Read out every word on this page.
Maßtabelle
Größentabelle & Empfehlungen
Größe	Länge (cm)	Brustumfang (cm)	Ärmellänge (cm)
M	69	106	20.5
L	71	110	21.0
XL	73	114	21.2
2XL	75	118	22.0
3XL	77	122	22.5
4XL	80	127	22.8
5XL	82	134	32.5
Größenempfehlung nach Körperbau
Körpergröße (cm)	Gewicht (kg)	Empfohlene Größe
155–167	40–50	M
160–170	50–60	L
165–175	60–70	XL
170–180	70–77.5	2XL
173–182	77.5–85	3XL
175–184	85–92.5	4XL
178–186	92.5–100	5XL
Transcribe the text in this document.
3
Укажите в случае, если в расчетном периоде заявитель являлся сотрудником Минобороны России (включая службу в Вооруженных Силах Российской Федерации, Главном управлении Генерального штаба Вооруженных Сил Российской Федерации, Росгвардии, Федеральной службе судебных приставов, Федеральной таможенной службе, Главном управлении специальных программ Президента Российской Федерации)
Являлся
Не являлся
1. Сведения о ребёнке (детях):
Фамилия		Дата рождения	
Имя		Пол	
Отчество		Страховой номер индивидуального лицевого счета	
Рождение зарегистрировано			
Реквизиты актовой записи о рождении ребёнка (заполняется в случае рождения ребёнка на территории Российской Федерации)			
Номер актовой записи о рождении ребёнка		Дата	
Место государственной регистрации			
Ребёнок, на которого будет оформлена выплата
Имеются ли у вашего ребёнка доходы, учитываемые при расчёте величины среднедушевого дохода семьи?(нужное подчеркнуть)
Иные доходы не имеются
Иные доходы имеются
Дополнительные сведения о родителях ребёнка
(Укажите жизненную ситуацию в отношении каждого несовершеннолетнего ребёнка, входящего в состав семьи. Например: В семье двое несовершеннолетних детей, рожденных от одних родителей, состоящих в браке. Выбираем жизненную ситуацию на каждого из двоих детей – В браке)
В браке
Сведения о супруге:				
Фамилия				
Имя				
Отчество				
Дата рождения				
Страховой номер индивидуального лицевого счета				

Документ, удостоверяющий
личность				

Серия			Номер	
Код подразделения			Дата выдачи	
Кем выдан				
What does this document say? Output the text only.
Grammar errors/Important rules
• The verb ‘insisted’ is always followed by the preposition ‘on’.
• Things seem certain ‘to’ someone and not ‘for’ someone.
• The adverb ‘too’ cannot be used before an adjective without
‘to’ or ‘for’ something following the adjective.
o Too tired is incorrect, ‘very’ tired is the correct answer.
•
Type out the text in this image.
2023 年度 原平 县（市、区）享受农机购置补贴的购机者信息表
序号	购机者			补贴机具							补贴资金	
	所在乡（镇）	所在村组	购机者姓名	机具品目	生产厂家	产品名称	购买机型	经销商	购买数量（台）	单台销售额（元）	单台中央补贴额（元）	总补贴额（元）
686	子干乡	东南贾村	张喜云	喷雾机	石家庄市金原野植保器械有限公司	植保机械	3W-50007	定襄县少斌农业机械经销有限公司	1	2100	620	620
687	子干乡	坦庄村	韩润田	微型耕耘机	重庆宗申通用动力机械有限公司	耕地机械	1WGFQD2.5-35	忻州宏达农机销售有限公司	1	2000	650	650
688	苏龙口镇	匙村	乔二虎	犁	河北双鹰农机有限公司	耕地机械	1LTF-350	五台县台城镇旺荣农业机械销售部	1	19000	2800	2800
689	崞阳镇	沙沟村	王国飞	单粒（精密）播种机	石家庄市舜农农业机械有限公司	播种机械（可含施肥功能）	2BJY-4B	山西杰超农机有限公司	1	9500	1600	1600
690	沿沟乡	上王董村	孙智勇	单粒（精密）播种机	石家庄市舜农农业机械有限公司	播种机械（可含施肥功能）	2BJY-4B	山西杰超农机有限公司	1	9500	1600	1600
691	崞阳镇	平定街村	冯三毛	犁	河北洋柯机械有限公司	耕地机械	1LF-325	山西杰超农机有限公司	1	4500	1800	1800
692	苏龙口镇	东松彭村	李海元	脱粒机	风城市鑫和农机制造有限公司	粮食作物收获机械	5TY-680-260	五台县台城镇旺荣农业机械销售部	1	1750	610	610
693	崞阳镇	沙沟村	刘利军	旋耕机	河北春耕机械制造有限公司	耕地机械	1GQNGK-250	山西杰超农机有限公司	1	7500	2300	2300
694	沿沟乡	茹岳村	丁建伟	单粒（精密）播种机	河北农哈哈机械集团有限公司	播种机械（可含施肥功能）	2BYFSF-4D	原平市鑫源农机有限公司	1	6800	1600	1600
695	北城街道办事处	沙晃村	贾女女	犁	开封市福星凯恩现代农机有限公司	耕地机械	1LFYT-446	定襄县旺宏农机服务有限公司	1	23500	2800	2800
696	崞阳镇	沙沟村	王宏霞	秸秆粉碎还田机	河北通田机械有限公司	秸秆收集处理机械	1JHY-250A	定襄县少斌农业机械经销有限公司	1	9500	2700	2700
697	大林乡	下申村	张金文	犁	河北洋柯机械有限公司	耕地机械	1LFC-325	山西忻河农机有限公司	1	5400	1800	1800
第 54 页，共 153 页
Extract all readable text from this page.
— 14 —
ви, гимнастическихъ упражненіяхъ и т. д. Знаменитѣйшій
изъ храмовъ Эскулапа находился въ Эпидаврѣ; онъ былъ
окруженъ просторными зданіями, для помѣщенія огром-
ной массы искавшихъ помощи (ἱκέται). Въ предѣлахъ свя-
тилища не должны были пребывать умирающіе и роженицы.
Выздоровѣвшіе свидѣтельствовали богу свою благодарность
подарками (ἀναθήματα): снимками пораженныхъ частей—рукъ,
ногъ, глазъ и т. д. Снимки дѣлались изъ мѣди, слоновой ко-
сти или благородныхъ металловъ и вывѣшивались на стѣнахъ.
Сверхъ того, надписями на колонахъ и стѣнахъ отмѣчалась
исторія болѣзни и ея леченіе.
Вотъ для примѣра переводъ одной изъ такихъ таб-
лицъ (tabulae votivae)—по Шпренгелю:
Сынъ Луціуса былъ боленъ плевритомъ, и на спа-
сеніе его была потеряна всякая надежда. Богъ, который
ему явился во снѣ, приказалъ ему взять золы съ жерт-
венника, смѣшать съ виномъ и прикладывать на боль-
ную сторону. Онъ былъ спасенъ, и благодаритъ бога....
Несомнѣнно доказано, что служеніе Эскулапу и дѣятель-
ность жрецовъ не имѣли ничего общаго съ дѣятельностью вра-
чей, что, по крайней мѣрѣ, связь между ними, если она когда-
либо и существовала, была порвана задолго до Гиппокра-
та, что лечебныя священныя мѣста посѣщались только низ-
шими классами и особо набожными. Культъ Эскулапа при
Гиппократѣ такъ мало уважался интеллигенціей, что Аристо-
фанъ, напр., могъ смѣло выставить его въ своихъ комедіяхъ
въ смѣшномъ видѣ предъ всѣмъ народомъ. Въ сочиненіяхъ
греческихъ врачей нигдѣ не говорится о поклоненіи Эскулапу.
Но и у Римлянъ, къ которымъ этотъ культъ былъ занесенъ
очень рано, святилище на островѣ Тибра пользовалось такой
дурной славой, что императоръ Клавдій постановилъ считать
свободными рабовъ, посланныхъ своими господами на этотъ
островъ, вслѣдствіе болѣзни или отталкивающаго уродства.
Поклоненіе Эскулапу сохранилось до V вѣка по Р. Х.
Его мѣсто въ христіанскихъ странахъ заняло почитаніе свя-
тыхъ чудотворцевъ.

» Work required
For this exercise, gather every line of the data that contains the word "стѣнахъ".

» Response for this exercise
сти или благородныхъ металловъ и вывѣшивались на стѣнахъ.
Сверхъ того, надписями на колонахъ и стѣнахъ отмѣчалась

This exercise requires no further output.